WHAT THE TASK REQUIRES => Write out the records below word for word, please.

EXCERPTED DATA =>
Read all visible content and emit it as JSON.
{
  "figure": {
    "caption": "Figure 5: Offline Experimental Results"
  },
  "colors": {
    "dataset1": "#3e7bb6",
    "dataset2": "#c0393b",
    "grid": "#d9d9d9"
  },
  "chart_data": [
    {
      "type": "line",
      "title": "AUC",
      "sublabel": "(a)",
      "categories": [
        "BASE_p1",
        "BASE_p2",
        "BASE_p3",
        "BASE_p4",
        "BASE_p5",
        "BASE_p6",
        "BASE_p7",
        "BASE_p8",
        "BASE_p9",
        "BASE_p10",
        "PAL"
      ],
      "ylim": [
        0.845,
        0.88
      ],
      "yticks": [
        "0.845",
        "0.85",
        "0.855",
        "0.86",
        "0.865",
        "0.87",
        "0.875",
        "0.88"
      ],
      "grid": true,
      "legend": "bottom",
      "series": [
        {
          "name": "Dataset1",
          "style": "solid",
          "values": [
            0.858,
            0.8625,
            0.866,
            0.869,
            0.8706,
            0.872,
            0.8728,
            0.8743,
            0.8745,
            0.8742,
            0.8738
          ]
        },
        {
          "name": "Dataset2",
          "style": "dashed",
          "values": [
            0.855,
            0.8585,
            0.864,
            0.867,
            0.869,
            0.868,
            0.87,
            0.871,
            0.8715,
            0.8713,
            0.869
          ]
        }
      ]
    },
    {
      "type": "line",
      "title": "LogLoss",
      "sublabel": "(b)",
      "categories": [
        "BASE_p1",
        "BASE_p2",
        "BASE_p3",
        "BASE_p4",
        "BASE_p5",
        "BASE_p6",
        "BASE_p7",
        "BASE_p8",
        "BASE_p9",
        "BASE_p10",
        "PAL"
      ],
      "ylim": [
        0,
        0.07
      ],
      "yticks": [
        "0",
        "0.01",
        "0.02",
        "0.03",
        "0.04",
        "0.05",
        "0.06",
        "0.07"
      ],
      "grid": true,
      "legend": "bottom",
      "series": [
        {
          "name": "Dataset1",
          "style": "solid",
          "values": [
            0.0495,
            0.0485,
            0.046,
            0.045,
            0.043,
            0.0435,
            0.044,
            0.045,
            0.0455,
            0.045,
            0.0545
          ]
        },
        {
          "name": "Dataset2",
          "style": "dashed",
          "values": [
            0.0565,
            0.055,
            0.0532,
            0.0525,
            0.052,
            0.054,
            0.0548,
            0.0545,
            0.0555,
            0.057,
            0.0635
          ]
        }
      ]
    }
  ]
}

WRITTEN REPLY =>
Read all visible content and emit it as JSON.
{
  "figure": {
    "caption": "Figure 5: Offline Experimental Results"
  },
  "colors": {
    "dataset1": "#3e7bb6",
    "dataset2": "#c0393b",
    "grid": "#d9d9d9"
  },
  "chart_data": [
    {
      "type": "line",
      "title": "AUC",
      "sublabel": "(a)",
      "categories": [
        "BASE_p1",
        "BASE_p2",
        "BASE_p3",
        "BASE_p4",
        "BASE_p5",
        "BASE_p6",
        "BASE_p7",
        "BASE_p8",
        "BASE_p9",
        "BASE_p10",
        "PAL"
      ],
      "ylim": [
        0.845,
        0.88
      ],
      "yticks": [
        "0.845",
        "0.85",
        "0.855",
        "0.86",
        "0.865",
        "0.87",
        "0.875",
        "0.88"
      ],
      "grid": true,
      "legend": "bottom",
      "series": [
        {
          "name": "Dataset1",
          "style": "solid",
          "values": [
            0.858,
            0.8625,
            0.866,
            0.869,
            0.8706,
            0.872,
            0.8728,
            0.8743,
            0.8745,
            0.8742,
            0.8738
          ]
        },
        {
          "name": "Dataset2",
          "style": "dashed",
          "values": [
            0.855,
            0.8585,
            0.864,
            0.867,
            0.869,
            0.868,
            0.87,
            0.871,
            0.8715,
            0.8713,
            0.869
          ]
        }
      ]
    },
    {
      "type": "line",
      "title": "LogLoss",
      "sublabel": "(b)",
      "categories": [
        "BASE_p1",
        "BASE_p2",
        "BASE_p3",
        "BASE_p4",
        "BASE_p5",
        "BASE_p6",
        "BASE_p7",
        "BASE_p8",
        "BASE_p9",
        "BASE_p10",
        "PAL"
      ],
      "ylim": [
        0,
        0.07
      ],
      "yticks": [
        "0",
        "0.01",
        "0.02",
        "0.03",
        "0.04",
        "0.05",
        "0.06",
        "0.07"
      ],
      "grid": true,
      "legend": "bottom",
      "series": [
        {
          "name": "Dataset1",
          "style": "solid",
          "values": [
            0.0495,
            0.0485,
            0.046,
            0.045,
            0.043,
            0.0435,
            0.044,
            0.045,
            0.0455,
            0.045,
            0.0545
          ]
        },
        {
          "name": "Dataset2",
          "style": "dashed",
          "values": [
            0.0565,
            0.055,
            0.0532,
            0.0525,
            0.052,
            0.054,
            0.0548,
            0.0545,
            0.0555,
            0.057,
            0.0635
          ]
        }
      ]
    }
  ]
}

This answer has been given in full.